INPUT ROWS:

------------------------------

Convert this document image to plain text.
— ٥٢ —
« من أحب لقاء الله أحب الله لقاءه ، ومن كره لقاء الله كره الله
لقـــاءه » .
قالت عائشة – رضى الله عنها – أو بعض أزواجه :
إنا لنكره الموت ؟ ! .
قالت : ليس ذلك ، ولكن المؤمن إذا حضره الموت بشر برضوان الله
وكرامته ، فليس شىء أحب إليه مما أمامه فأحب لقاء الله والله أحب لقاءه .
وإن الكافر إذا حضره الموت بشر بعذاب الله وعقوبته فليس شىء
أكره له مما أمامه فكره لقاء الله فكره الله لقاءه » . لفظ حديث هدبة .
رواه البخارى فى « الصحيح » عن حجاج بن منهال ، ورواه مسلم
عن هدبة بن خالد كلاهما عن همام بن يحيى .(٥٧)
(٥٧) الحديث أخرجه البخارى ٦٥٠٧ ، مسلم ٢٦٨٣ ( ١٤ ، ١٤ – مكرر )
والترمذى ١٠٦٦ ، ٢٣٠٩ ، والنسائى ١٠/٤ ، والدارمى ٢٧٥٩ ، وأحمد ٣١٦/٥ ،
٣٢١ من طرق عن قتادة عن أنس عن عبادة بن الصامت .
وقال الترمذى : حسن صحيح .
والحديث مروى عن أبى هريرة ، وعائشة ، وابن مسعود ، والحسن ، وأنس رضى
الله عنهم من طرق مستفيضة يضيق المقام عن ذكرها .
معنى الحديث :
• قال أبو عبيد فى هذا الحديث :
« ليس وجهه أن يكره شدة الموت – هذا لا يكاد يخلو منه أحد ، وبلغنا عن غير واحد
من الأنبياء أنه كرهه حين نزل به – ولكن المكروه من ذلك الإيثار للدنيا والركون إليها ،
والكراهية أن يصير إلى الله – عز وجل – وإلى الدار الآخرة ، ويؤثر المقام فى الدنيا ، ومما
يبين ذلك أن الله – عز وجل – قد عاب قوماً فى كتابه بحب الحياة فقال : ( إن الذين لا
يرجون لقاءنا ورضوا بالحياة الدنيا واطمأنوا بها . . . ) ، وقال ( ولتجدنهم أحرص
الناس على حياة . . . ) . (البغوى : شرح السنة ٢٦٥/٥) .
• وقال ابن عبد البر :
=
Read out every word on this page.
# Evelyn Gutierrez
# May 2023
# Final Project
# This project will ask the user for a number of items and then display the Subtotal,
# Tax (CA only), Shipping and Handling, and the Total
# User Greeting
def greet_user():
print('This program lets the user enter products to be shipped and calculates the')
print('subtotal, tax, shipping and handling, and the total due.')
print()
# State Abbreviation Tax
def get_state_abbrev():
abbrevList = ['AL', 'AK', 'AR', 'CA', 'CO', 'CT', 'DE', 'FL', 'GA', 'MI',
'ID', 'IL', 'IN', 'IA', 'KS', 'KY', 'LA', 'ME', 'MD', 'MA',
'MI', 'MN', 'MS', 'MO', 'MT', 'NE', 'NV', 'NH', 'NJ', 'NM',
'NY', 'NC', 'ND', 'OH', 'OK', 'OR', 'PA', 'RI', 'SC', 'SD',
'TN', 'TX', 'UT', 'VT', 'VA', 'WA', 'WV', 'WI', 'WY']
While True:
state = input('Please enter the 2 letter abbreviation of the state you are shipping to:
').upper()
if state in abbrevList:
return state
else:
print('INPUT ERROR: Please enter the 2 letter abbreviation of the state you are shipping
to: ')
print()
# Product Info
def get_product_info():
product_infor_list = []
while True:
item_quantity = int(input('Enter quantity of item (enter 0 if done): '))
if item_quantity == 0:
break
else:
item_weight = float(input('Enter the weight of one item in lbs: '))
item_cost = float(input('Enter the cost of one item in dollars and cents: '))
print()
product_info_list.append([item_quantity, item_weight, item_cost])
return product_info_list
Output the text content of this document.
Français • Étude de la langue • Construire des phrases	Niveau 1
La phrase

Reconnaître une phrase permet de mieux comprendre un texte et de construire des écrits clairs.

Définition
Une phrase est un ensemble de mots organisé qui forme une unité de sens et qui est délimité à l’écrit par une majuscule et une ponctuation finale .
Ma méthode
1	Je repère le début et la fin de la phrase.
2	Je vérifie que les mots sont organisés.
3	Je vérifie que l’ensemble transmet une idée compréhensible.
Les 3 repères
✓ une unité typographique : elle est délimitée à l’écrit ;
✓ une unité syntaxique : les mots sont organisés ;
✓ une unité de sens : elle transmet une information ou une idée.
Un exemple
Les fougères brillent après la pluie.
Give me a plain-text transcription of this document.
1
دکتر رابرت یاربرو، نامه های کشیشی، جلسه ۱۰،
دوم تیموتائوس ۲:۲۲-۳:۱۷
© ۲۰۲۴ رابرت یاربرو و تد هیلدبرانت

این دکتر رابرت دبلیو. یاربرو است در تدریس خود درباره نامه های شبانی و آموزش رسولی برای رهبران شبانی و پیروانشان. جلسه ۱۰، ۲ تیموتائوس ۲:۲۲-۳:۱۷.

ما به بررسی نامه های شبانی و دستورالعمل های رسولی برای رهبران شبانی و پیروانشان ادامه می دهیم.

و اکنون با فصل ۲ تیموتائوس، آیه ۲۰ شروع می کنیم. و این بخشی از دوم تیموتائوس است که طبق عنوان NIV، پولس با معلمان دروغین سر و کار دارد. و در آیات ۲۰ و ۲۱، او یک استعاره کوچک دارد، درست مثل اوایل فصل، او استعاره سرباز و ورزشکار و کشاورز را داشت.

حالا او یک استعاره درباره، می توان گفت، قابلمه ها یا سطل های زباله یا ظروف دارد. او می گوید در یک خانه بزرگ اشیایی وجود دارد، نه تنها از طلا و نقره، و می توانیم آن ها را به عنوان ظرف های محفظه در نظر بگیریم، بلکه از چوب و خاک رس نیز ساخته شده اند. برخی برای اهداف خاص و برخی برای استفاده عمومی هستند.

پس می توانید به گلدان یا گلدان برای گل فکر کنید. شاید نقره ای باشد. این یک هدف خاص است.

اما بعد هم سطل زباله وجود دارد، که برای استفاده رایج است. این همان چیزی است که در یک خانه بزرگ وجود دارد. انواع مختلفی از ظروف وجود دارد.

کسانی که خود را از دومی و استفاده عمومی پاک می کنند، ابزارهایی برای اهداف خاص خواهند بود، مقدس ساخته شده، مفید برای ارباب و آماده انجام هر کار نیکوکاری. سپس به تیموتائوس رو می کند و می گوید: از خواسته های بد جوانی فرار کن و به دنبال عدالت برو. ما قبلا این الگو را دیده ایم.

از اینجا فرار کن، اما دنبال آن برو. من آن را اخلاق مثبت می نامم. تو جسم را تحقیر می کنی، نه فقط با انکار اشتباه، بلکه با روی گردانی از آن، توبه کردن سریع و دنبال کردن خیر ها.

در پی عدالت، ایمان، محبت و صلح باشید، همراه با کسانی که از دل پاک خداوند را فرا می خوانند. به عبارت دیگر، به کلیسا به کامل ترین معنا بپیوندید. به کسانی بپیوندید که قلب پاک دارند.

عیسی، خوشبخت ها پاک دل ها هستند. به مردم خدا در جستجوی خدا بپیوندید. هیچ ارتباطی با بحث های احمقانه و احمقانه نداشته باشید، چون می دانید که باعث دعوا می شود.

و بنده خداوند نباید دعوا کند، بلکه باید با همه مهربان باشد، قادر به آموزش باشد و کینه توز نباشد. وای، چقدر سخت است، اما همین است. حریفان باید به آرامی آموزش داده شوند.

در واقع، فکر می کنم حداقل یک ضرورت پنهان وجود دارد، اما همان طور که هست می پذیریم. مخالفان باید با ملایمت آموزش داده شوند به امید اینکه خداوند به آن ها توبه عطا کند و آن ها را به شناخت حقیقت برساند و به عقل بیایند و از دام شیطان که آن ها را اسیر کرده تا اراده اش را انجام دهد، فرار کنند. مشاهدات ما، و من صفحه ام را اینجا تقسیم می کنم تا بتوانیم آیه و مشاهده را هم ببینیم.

------------------------------

TO DO:
Read through the entries and copy every line that includes "وقال".

ANSWER:
وقال الترمذى : حسن صحيح .
يرجون لقاءنا ورضوا بالحياة الدنيا واطمأنوا بها . . . ) ، وقال ( ولتجدنهم أحرص
• وقال ابن عبد البر :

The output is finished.